▸ WORK TO DO:
In your copy, leave out the pictures and repeat the entries below exactly.

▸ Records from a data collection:
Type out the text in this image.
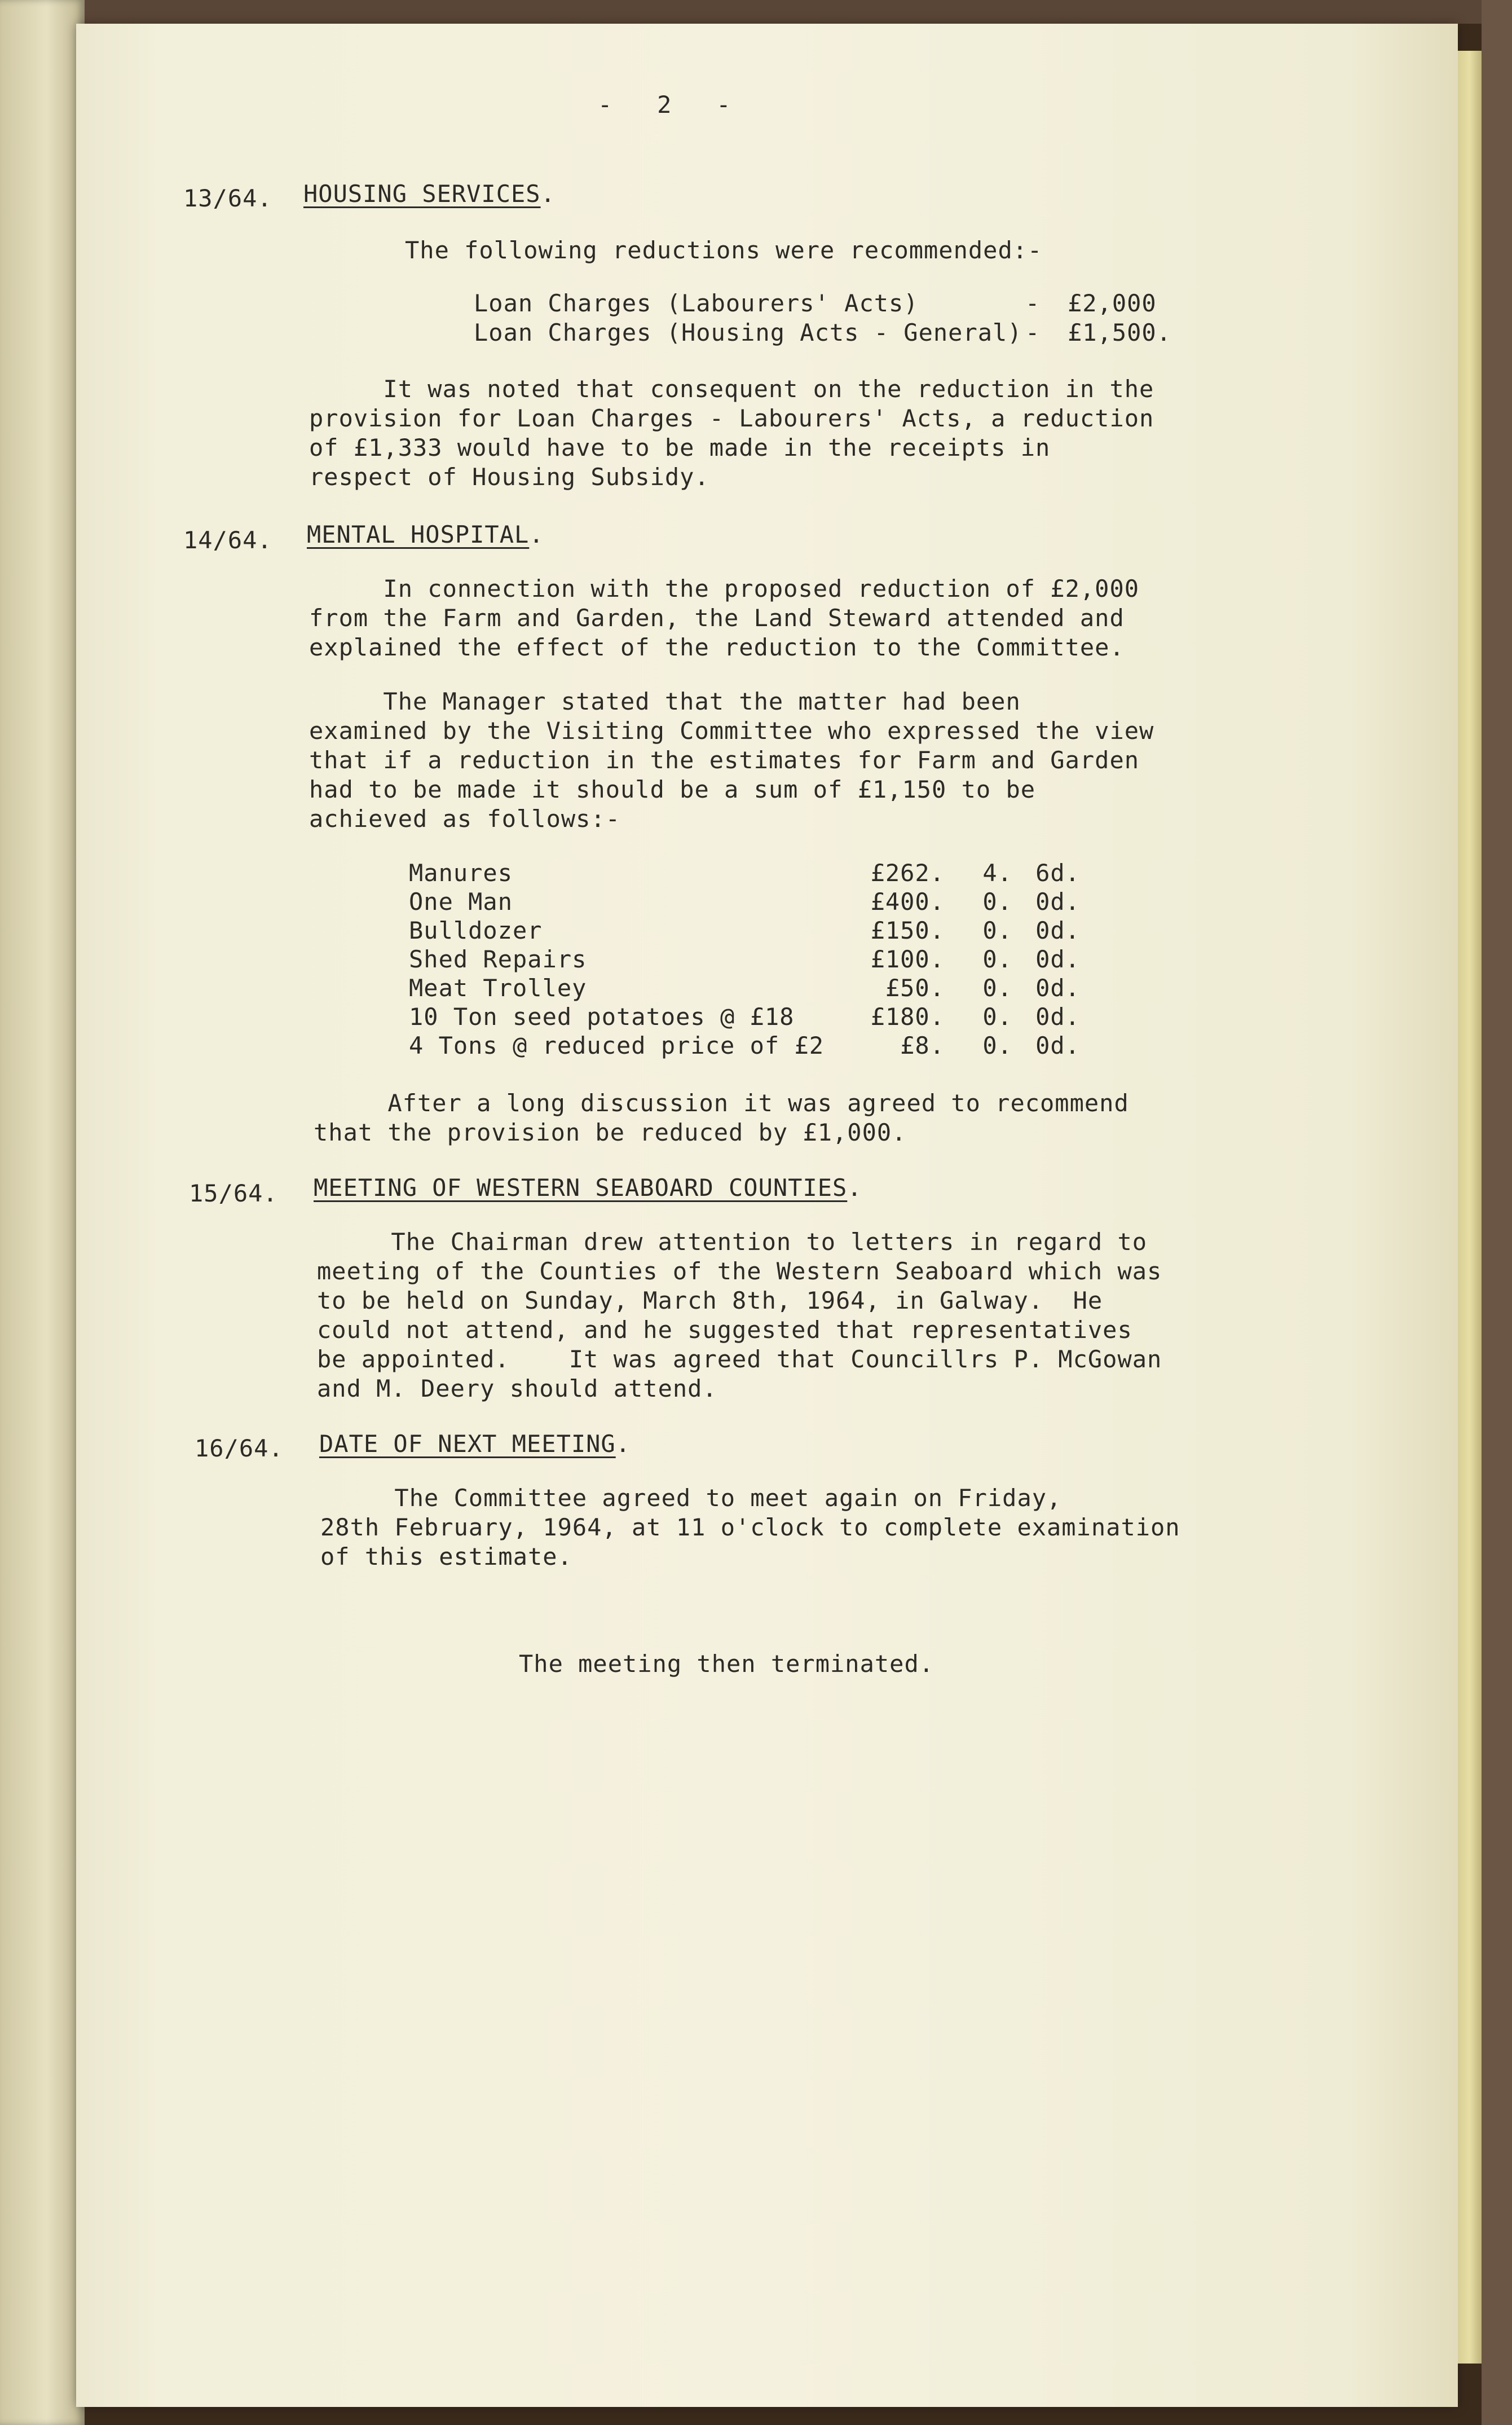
-   2   -
13/64. HOUSING SERVICES.
The following reductions were recommended:-
Loan Charges (Labourers' Acts)	- £2,000
Loan Charges (Housing Acts - General) - £1,500.
It was noted that consequent on the reduction in the
provision for Loan Charges - Labourers' Acts, a reduction
of £1,333 would have to be made in the receipts in
respect of Housing Subsidy.
14/64. MENTAL HOSPITAL.
In connection with the proposed reduction of £2,000
from the Farm and Garden, the Land Steward attended and
explained the effect of the reduction to the Committee.
The Manager stated that the matter had been
examined by the Visiting Committee who expressed the view
that if a reduction in the estimates for Farm and Garden
had to be made it should be a sum of £1,150 to be
achieved as follows:-
Manures	£262.	4.	6d.
One Man	£400.	0.	0d.
Bulldozer	£150.	0.	0d.
Shed Repairs	£100.	0.	0d.
Meat Trolley	£50.	0.	0d.
10 Ton seed potatoes @ £18	£180.	0.	0d.
4 Tons @ reduced price of £2	£8.	0.	0d.
After a long discussion it was agreed to recommend
that the provision be reduced by £1,000.
15/64. MEETING OF WESTERN SEABOARD COUNTIES.
The Chairman drew attention to letters in regard to
meeting of the Counties of the Western Seaboard which was
to be held on Sunday, March 8th, 1964, in Galway.  He
could not attend, and he suggested that representatives
be appointed.    It was agreed that Councillrs P. McGowan
and M. Deery should attend.
16/64. DATE OF NEXT MEETING.
The Committee agreed to meet again on Friday,
28th February, 1964, at 11 o'clock to complete examination
of this estimate.
The meeting then terminated.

▸ RESULT OF THE TASK:
Type out the text in this image.
-   2   -
13/64. HOUSING SERVICES.
The following reductions were recommended:-
Loan Charges (Labourers' Acts)	- £2,000
Loan Charges (Housing Acts - General) - £1,500.
It was noted that consequent on the reduction in the
provision for Loan Charges - Labourers' Acts, a reduction
of £1,333 would have to be made in the receipts in
respect of Housing Subsidy.
14/64. MENTAL HOSPITAL.
In connection with the proposed reduction of £2,000
from the Farm and Garden, the Land Steward attended and
explained the effect of the reduction to the Committee.
The Manager stated that the matter had been
examined by the Visiting Committee who expressed the view
that if a reduction in the estimates for Farm and Garden
had to be made it should be a sum of £1,150 to be
achieved as follows:-
Manures	£262.	4.	6d.
One Man	£400.	0.	0d.
Bulldozer	£150.	0.	0d.
Shed Repairs	£100.	0.	0d.
Meat Trolley	£50.	0.	0d.
10 Ton seed potatoes @ £18	£180.	0.	0d.
4 Tons @ reduced price of £2	£8.	0.	0d.
After a long discussion it was agreed to recommend
that the provision be reduced by £1,000.
15/64. MEETING OF WESTERN SEABOARD COUNTIES.
The Chairman drew attention to letters in regard to
meeting of the Counties of the Western Seaboard which was
to be held on Sunday, March 8th, 1964, in Galway.  He
could not attend, and he suggested that representatives
be appointed.    It was agreed that Councillrs P. McGowan
and M. Deery should attend.
16/64. DATE OF NEXT MEETING.
The Committee agreed to meet again on Friday,
28th February, 1964, at 11 o'clock to complete examination
of this estimate.
The meeting then terminated.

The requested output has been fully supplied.